**Aim of the task:** Write out the data again in full, exactly as it reads.

[Stored data]
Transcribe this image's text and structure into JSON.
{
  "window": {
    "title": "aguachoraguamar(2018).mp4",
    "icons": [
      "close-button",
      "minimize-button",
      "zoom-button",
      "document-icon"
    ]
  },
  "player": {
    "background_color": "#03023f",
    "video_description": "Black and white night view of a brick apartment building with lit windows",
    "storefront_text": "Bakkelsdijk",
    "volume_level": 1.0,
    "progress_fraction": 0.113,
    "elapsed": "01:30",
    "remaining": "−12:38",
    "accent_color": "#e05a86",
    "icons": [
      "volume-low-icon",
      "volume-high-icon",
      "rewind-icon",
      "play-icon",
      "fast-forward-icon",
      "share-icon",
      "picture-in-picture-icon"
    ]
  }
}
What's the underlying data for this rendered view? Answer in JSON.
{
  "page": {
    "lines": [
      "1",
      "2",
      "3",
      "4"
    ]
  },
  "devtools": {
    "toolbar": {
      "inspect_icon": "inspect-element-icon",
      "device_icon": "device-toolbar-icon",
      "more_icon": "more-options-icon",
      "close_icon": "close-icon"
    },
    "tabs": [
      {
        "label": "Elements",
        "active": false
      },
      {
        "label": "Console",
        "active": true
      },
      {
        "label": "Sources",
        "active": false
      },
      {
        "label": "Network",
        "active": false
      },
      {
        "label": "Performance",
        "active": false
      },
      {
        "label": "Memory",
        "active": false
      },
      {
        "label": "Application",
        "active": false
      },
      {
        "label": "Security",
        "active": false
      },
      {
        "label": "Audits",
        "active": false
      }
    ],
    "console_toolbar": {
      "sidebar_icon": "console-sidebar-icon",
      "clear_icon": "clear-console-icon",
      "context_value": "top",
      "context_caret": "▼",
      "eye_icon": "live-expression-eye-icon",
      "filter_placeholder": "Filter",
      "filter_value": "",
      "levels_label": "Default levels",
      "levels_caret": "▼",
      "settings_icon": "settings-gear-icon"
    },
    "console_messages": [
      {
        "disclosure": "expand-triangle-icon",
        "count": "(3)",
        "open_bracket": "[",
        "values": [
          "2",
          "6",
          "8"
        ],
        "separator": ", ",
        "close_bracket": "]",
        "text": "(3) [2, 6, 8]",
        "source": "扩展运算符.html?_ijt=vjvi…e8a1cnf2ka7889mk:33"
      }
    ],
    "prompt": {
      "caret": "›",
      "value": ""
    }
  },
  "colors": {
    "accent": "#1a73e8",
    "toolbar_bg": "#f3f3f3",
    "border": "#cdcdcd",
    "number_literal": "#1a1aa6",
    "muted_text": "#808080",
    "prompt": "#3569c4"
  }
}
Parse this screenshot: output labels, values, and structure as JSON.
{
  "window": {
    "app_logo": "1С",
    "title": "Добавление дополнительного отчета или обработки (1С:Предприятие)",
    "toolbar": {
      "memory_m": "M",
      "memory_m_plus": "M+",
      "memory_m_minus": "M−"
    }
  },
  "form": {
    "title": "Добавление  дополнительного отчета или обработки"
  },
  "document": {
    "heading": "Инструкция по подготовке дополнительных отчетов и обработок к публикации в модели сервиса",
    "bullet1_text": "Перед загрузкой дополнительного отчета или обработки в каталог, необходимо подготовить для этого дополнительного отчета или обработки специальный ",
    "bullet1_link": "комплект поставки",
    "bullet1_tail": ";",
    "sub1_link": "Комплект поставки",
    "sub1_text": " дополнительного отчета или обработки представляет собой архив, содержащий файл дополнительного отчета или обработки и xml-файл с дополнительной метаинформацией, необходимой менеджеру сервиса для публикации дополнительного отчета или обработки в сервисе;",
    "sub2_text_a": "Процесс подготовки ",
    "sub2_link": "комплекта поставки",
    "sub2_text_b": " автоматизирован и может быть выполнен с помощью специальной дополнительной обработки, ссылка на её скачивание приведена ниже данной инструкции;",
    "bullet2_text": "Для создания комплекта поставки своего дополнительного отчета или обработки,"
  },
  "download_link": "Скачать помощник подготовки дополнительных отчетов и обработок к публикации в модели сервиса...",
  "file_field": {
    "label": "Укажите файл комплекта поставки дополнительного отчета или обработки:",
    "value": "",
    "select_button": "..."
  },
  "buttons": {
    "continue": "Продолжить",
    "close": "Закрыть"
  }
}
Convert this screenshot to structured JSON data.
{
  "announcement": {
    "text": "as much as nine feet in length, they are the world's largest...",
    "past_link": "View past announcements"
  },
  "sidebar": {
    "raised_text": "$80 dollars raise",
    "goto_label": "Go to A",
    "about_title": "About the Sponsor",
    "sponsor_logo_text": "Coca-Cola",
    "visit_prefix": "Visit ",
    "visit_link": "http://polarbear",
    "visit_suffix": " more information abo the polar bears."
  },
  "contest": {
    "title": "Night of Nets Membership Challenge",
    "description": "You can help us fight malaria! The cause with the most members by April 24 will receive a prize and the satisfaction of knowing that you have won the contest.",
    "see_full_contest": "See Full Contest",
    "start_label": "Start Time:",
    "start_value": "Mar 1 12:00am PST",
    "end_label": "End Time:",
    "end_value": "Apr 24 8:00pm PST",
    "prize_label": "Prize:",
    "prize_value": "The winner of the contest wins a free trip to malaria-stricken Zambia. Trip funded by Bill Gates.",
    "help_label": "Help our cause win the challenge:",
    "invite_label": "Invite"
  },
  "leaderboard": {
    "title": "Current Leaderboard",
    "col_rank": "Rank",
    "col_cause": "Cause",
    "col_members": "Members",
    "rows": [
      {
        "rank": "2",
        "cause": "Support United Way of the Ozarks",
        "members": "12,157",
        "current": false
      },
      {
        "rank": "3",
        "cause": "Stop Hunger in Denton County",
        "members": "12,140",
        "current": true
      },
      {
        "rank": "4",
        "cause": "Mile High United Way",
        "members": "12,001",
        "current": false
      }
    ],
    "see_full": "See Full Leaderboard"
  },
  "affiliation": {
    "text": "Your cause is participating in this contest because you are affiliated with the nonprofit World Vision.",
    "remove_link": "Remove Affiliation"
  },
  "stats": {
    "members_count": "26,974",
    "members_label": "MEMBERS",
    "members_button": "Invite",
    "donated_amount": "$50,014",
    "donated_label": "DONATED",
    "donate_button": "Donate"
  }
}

**The response:**
Transcribe this image's text and structure into JSON.
{
  "window": {
    "title": "aguachoraguamar(2018).mp4",
    "icons": [
      "close-button",
      "minimize-button",
      "zoom-button",
      "document-icon"
    ]
  },
  "player": {
    "background_color": "#03023f",
    "video_description": "Black and white night view of a brick apartment building with lit windows",
    "storefront_text": "Bakkelsdijk",
    "volume_level": 1.0,
    "progress_fraction": 0.113,
    "elapsed": "01:30",
    "remaining": "−12:38",
    "accent_color": "#e05a86",
    "icons": [
      "volume-low-icon",
      "volume-high-icon",
      "rewind-icon",
      "play-icon",
      "fast-forward-icon",
      "share-icon",
      "picture-in-picture-icon"
    ]
  }
}
What's the underlying data for this rendered view? Answer in JSON.
{
  "page": {
    "lines": [
      "1",
      "2",
      "3",
      "4"
    ]
  },
  "devtools": {
    "toolbar": {
      "inspect_icon": "inspect-element-icon",
      "device_icon": "device-toolbar-icon",
      "more_icon": "more-options-icon",
      "close_icon": "close-icon"
    },
    "tabs": [
      {
        "label": "Elements",
        "active": false
      },
      {
        "label": "Console",
        "active": true
      },
      {
        "label": "Sources",
        "active": false
      },
      {
        "label": "Network",
        "active": false
      },
      {
        "label": "Performance",
        "active": false
      },
      {
        "label": "Memory",
        "active": false
      },
      {
        "label": "Application",
        "active": false
      },
      {
        "label": "Security",
        "active": false
      },
      {
        "label": "Audits",
        "active": false
      }
    ],
    "console_toolbar": {
      "sidebar_icon": "console-sidebar-icon",
      "clear_icon": "clear-console-icon",
      "context_value": "top",
      "context_caret": "▼",
      "eye_icon": "live-expression-eye-icon",
      "filter_placeholder": "Filter",
      "filter_value": "",
      "levels_label": "Default levels",
      "levels_caret": "▼",
      "settings_icon": "settings-gear-icon"
    },
    "console_messages": [
      {
        "disclosure": "expand-triangle-icon",
        "count": "(3)",
        "open_bracket": "[",
        "values": [
          "2",
          "6",
          "8"
        ],
        "separator": ", ",
        "close_bracket": "]",
        "text": "(3) [2, 6, 8]",
        "source": "扩展运算符.html?_ijt=vjvi…e8a1cnf2ka7889mk:33"
      }
    ],
    "prompt": {
      "caret": "›",
      "value": ""
    }
  },
  "colors": {
    "accent": "#1a73e8",
    "toolbar_bg": "#f3f3f3",
    "border": "#cdcdcd",
    "number_literal": "#1a1aa6",
    "muted_text": "#808080",
    "prompt": "#3569c4"
  }
}
Parse this screenshot: output labels, values, and structure as JSON.
{
  "window": {
    "app_logo": "1С",
    "title": "Добавление дополнительного отчета или обработки (1С:Предприятие)",
    "toolbar": {
      "memory_m": "M",
      "memory_m_plus": "M+",
      "memory_m_minus": "M−"
    }
  },
  "form": {
    "title": "Добавление  дополнительного отчета или обработки"
  },
  "document": {
    "heading": "Инструкция по подготовке дополнительных отчетов и обработок к публикации в модели сервиса",
    "bullet1_text": "Перед загрузкой дополнительного отчета или обработки в каталог, необходимо подготовить для этого дополнительного отчета или обработки специальный ",
    "bullet1_link": "комплект поставки",
    "bullet1_tail": ";",
    "sub1_link": "Комплект поставки",
    "sub1_text": " дополнительного отчета или обработки представляет собой архив, содержащий файл дополнительного отчета или обработки и xml-файл с дополнительной метаинформацией, необходимой менеджеру сервиса для публикации дополнительного отчета или обработки в сервисе;",
    "sub2_text_a": "Процесс подготовки ",
    "sub2_link": "комплекта поставки",
    "sub2_text_b": " автоматизирован и может быть выполнен с помощью специальной дополнительной обработки, ссылка на её скачивание приведена ниже данной инструкции;",
    "bullet2_text": "Для создания комплекта поставки своего дополнительного отчета или обработки,"
  },
  "download_link": "Скачать помощник подготовки дополнительных отчетов и обработок к публикации в модели сервиса...",
  "file_field": {
    "label": "Укажите файл комплекта поставки дополнительного отчета или обработки:",
    "value": "",
    "select_button": "..."
  },
  "buttons": {
    "continue": "Продолжить",
    "close": "Закрыть"
  }
}
Convert this screenshot to structured JSON data.
{
  "announcement": {
    "text": "as much as nine feet in length, they are the world's largest...",
    "past_link": "View past announcements"
  },
  "sidebar": {
    "raised_text": "$80 dollars raise",
    "goto_label": "Go to A",
    "about_title": "About the Sponsor",
    "sponsor_logo_text": "Coca-Cola",
    "visit_prefix": "Visit ",
    "visit_link": "http://polarbear",
    "visit_suffix": " more information abo the polar bears."
  },
  "contest": {
    "title": "Night of Nets Membership Challenge",
    "description": "You can help us fight malaria! The cause with the most members by April 24 will receive a prize and the satisfaction of knowing that you have won the contest.",
    "see_full_contest": "See Full Contest",
    "start_label": "Start Time:",
    "start_value": "Mar 1 12:00am PST",
    "end_label": "End Time:",
    "end_value": "Apr 24 8:00pm PST",
    "prize_label": "Prize:",
    "prize_value": "The winner of the contest wins a free trip to malaria-stricken Zambia. Trip funded by Bill Gates.",
    "help_label": "Help our cause win the challenge:",
    "invite_label": "Invite"
  },
  "leaderboard": {
    "title": "Current Leaderboard",
    "col_rank": "Rank",
    "col_cause": "Cause",
    "col_members": "Members",
    "rows": [
      {
        "rank": "2",
        "cause": "Support United Way of the Ozarks",
        "members": "12,157",
        "current": false
      },
      {
        "rank": "3",
        "cause": "Stop Hunger in Denton County",
        "members": "12,140",
        "current": true
      },
      {
        "rank": "4",
        "cause": "Mile High United Way",
        "members": "12,001",
        "current": false
      }
    ],
    "see_full": "See Full Leaderboard"
  },
  "affiliation": {
    "text": "Your cause is participating in this contest because you are affiliated with the nonprofit World Vision.",
    "remove_link": "Remove Affiliation"
  },
  "stats": {
    "members_count": "26,974",
    "members_label": "MEMBERS",
    "members_button": "Invite",
    "donated_amount": "$50,014",
    "donated_label": "DONATED",
    "donate_button": "Donate"
  }
}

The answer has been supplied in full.